Problem statement: Could you write out all of the data again, word for word?

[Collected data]
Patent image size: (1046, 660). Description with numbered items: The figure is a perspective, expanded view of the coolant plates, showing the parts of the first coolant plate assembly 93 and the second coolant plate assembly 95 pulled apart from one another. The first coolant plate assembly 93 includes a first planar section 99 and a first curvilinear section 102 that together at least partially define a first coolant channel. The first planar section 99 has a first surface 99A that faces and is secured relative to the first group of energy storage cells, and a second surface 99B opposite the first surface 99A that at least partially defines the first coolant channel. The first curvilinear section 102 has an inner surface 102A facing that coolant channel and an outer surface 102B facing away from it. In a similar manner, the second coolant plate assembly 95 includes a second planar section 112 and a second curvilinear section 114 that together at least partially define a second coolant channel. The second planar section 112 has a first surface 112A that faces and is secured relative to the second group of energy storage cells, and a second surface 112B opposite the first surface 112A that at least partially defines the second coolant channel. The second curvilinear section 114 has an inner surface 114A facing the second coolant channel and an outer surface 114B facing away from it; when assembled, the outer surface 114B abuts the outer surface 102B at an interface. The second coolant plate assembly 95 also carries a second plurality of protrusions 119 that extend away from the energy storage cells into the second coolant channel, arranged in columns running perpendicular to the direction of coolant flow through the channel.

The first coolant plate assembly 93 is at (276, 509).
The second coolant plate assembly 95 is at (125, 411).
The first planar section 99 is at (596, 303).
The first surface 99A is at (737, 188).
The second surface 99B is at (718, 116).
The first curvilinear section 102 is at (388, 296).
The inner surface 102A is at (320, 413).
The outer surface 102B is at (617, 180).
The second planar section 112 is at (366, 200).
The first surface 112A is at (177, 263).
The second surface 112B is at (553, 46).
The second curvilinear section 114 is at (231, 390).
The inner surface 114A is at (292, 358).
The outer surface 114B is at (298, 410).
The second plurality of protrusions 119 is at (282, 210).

Expected answer:
Patent image size: (1046, 660). Description with numbered items: The figure is a perspective, expanded view of the coolant plates, showing the parts of the first coolant plate assembly 93 and the second coolant plate assembly 95 pulled apart from one another. The first coolant plate assembly 93 includes a first planar section 99 and a first curvilinear section 102 that together at least partially define a first coolant channel. The first planar section 99 has a first surface 99A that faces and is secured relative to the first group of energy storage cells, and a second surface 99B opposite the first surface 99A that at least partially defines the first coolant channel. The first curvilinear section 102 has an inner surface 102A facing that coolant channel and an outer surface 102B facing away from it. In a similar manner, the second coolant plate assembly 95 includes a second planar section 112 and a second curvilinear section 114 that together at least partially define a second coolant channel. The second planar section 112 has a first surface 112A that faces and is secured relative to the second group of energy storage cells, and a second surface 112B opposite the first surface 112A that at least partially defines the second coolant channel. The second curvilinear section 114 has an inner surface 114A facing the second coolant channel and an outer surface 114B facing away from it; when assembled, the outer surface 114B abuts the outer surface 102B at an interface. The second coolant plate assembly 95 also carries a second plurality of protrusions 119 that extend away from the energy storage cells into the second coolant channel, arranged in columns running perpendicular to the direction of coolant flow through the channel.

The first coolant plate assembly 93 is at (276, 509).
The second coolant plate assembly 95 is at (125, 411).
The first planar section 99 is at (596, 303).
The first surface 99A is at (737, 188).
The second surface 99B is at (718, 116).
The first curvilinear section 102 is at (388, 296).
The inner surface 102A is at (320, 413).
The outer surface 102B is at (617, 180).
The second planar section 112 is at (366, 200).
The first surface 112A is at (177, 263).
The second surface 112B is at (553, 46).
The second curvilinear section 114 is at (231, 390).
The inner surface 114A is at (292, 358).
The outer surface 114B is at (298, 410).
The second plurality of protrusions 119 is at (282, 210).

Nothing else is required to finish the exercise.